### Work to do
Retype the material word for word.

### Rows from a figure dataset

- - -

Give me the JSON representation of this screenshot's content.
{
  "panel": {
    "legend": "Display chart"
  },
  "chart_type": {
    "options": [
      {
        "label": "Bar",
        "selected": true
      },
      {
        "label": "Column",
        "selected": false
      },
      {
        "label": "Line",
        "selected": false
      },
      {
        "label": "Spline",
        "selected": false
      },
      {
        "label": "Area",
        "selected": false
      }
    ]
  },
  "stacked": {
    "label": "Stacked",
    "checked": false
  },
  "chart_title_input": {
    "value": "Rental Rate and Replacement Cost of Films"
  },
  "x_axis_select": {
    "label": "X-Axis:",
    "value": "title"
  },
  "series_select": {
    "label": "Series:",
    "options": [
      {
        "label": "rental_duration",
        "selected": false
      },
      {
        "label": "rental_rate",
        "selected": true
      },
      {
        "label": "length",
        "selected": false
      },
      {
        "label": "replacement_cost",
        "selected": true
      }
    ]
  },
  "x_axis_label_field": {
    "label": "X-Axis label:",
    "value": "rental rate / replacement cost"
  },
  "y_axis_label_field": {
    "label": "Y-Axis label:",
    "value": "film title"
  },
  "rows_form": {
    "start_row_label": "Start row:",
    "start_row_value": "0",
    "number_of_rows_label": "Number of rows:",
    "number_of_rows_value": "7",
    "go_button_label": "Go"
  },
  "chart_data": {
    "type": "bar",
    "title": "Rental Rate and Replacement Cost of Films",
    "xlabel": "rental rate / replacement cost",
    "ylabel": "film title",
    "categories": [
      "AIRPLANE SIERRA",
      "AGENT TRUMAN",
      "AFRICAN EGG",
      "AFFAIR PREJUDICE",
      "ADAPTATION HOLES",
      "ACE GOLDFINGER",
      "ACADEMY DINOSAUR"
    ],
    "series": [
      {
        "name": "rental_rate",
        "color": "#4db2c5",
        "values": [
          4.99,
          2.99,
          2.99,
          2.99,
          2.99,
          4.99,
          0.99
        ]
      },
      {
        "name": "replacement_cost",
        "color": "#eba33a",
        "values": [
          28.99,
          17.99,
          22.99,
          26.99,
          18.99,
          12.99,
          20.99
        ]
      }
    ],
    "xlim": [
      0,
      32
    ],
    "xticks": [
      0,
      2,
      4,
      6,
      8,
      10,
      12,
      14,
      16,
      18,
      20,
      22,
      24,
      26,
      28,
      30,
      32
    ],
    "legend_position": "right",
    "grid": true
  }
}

- - -

### Exercise result
Give me the JSON representation of this screenshot's content.
{
  "panel": {
    "legend": "Display chart"
  },
  "chart_type": {
    "options": [
      {
        "label": "Bar",
        "selected": true
      },
      {
        "label": "Column",
        "selected": false
      },
      {
        "label": "Line",
        "selected": false
      },
      {
        "label": "Spline",
        "selected": false
      },
      {
        "label": "Area",
        "selected": false
      }
    ]
  },
  "stacked": {
    "label": "Stacked",
    "checked": false
  },
  "chart_title_input": {
    "value": "Rental Rate and Replacement Cost of Films"
  },
  "x_axis_select": {
    "label": "X-Axis:",
    "value": "title"
  },
  "series_select": {
    "label": "Series:",
    "options": [
      {
        "label": "rental_duration",
        "selected": false
      },
      {
        "label": "rental_rate",
        "selected": true
      },
      {
        "label": "length",
        "selected": false
      },
      {
        "label": "replacement_cost",
        "selected": true
      }
    ]
  },
  "x_axis_label_field": {
    "label": "X-Axis label:",
    "value": "rental rate / replacement cost"
  },
  "y_axis_label_field": {
    "label": "Y-Axis label:",
    "value": "film title"
  },
  "rows_form": {
    "start_row_label": "Start row:",
    "start_row_value": "0",
    "number_of_rows_label": "Number of rows:",
    "number_of_rows_value": "7",
    "go_button_label": "Go"
  },
  "chart_data": {
    "type": "bar",
    "title": "Rental Rate and Replacement Cost of Films",
    "xlabel": "rental rate / replacement cost",
    "ylabel": "film title",
    "categories": [
      "AIRPLANE SIERRA",
      "AGENT TRUMAN",
      "AFRICAN EGG",
      "AFFAIR PREJUDICE",
      "ADAPTATION HOLES",
      "ACE GOLDFINGER",
      "ACADEMY DINOSAUR"
    ],
    "series": [
      {
        "name": "rental_rate",
        "color": "#4db2c5",
        "values": [
          4.99,
          2.99,
          2.99,
          2.99,
          2.99,
          4.99,
          0.99
        ]
      },
      {
        "name": "replacement_cost",
        "color": "#eba33a",
        "values": [
          28.99,
          17.99,
          22.99,
          26.99,
          18.99,
          12.99,
          20.99
        ]
      }
    ],
    "xlim": [
      0,
      32
    ],
    "xticks": [
      0,
      2,
      4,
      6,
      8,
      10,
      12,
      14,
      16,
      18,
      20,
      22,
      24,
      26,
      28,
      30,
      32
    ],
    "legend_position": "right",
    "grid": true
  }
}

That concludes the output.